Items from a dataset
____

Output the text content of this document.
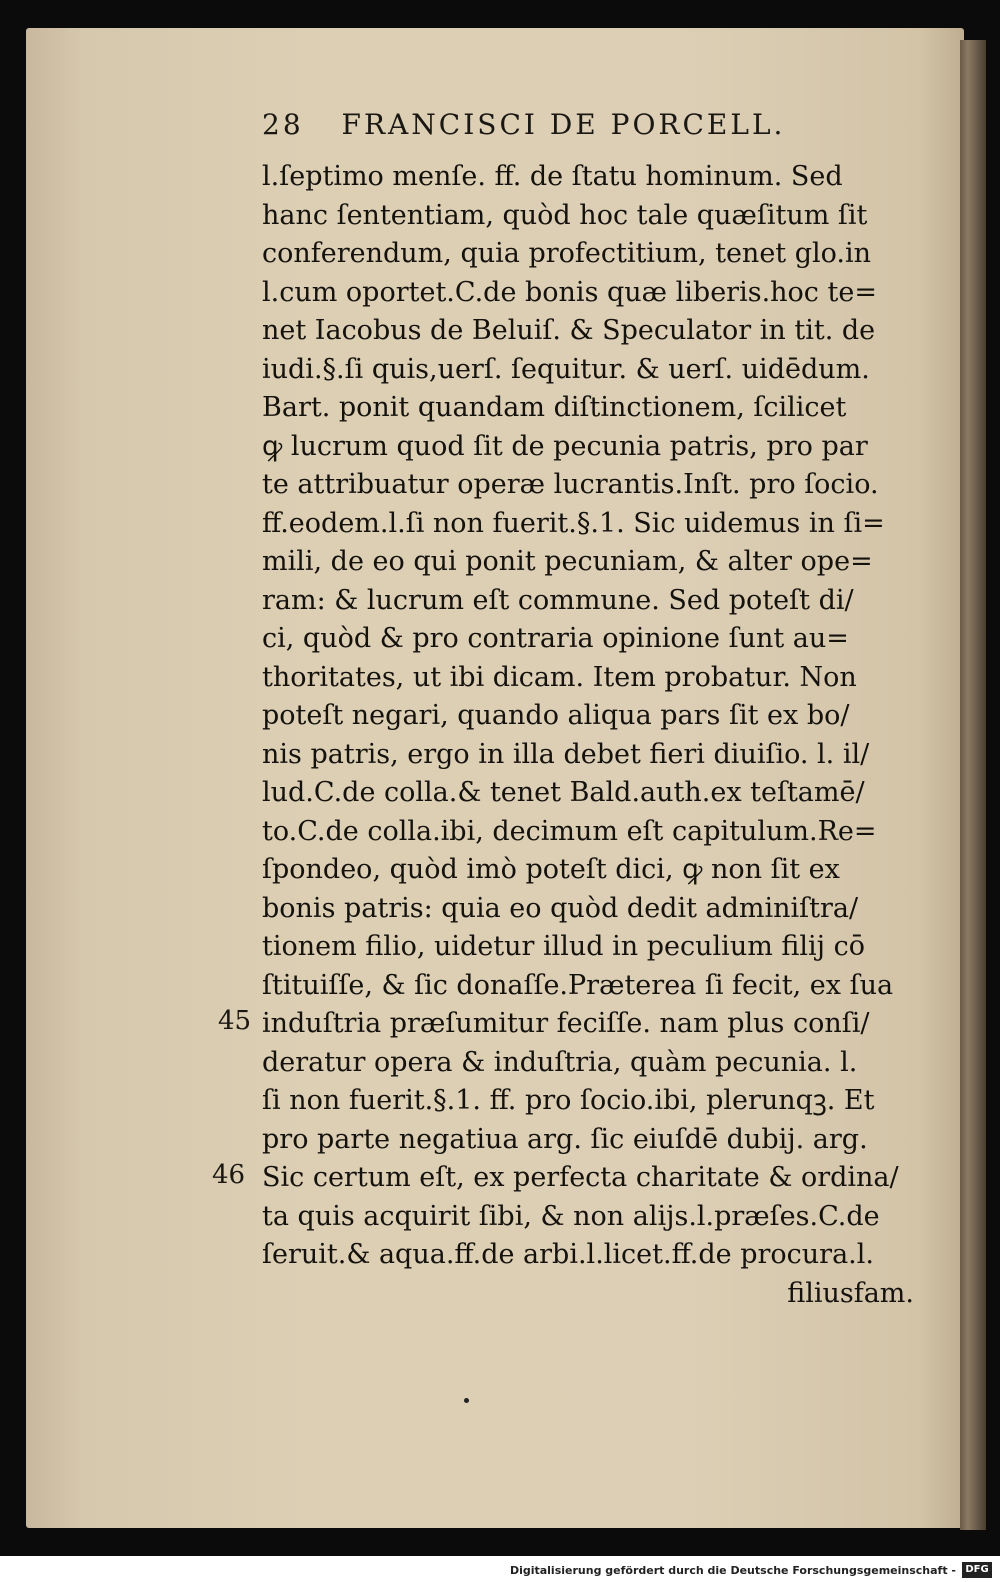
28 FRANCISCI DE PORCELL.
l.ſeptimo menſe. ff. de ſtatu hominum. Sed
hanc ſententiam, quòd hoc tale quæſitum ſit
conferendum, quia profectitium, tenet glo.in
l.cum oportet.C.de bonis quæ liberis.hoc te=
net Iacobus de Beluiſ. & Speculator in tit. de
iudi.§.ſi quis,uerſ. ſequitur. & uerſ. uidēdum.
Bart. ponit quandam diſtinctionem, ſcilicet
ꝙ lucrum quod ſit de pecunia patris, pro par
te attribuatur operæ lucrantis.Inſt. pro ſocio.
ff.eodem.l.ſi non fuerit.§.1. Sic uidemus in ſi=
mili, de eo qui ponit pecuniam, & alter ope=
ram: & lucrum eſt commune. Sed poteſt di/
ci, quòd & pro contraria opinione ſunt au=
thoritates, ut ibi dicam. Item probatur. Non
poteſt negari, quando aliqua pars ſit ex bo/
nis patris, ergo in illa debet fieri diuiſio. l. il/
lud.C.de colla.& tenet Bald.auth.ex teſtamē/
to.C.de colla.ibi, decimum eſt capitulum.Re=
ſpondeo, quòd imò poteſt dici, ꝙ non ſit ex
bonis patris: quia eo quòd dedit adminiſtra/
tionem filio, uidetur illud in peculium filij cō
ſtituiſſe, & ſic donaſſe.Præterea ſi fecit, ex ſua
induſtria præſumitur feciſſe. nam plus conſi/
deratur opera & induſtria, quàm pecunia. l.
ſi non fuerit.§.1. ff. pro ſocio.ibi, plerunqꝫ. Et
pro parte negatiua arg. ſic eiuſdē dubij. arg.
Sic certum eſt, ex perfecta charitate & ordina/
ta quis acquirit ſibi, & non alijs.l.præſes.C.de
ſeruit.& aqua.ff.de arbi.l.licet.ff.de procura.l.
filiusfam.
45
46
Digitalisierung gefördert durch die Deutsche Forschungsgemeinschaft - DFG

____

REQUIREMENT
Show, from the listing above, each line that contains the word "quia".

OUTPUT OF THE EXERCISE
conferendum, quia profectitium, tenet glo.in
bonis patris: quia eo quòd dedit adminiſtra/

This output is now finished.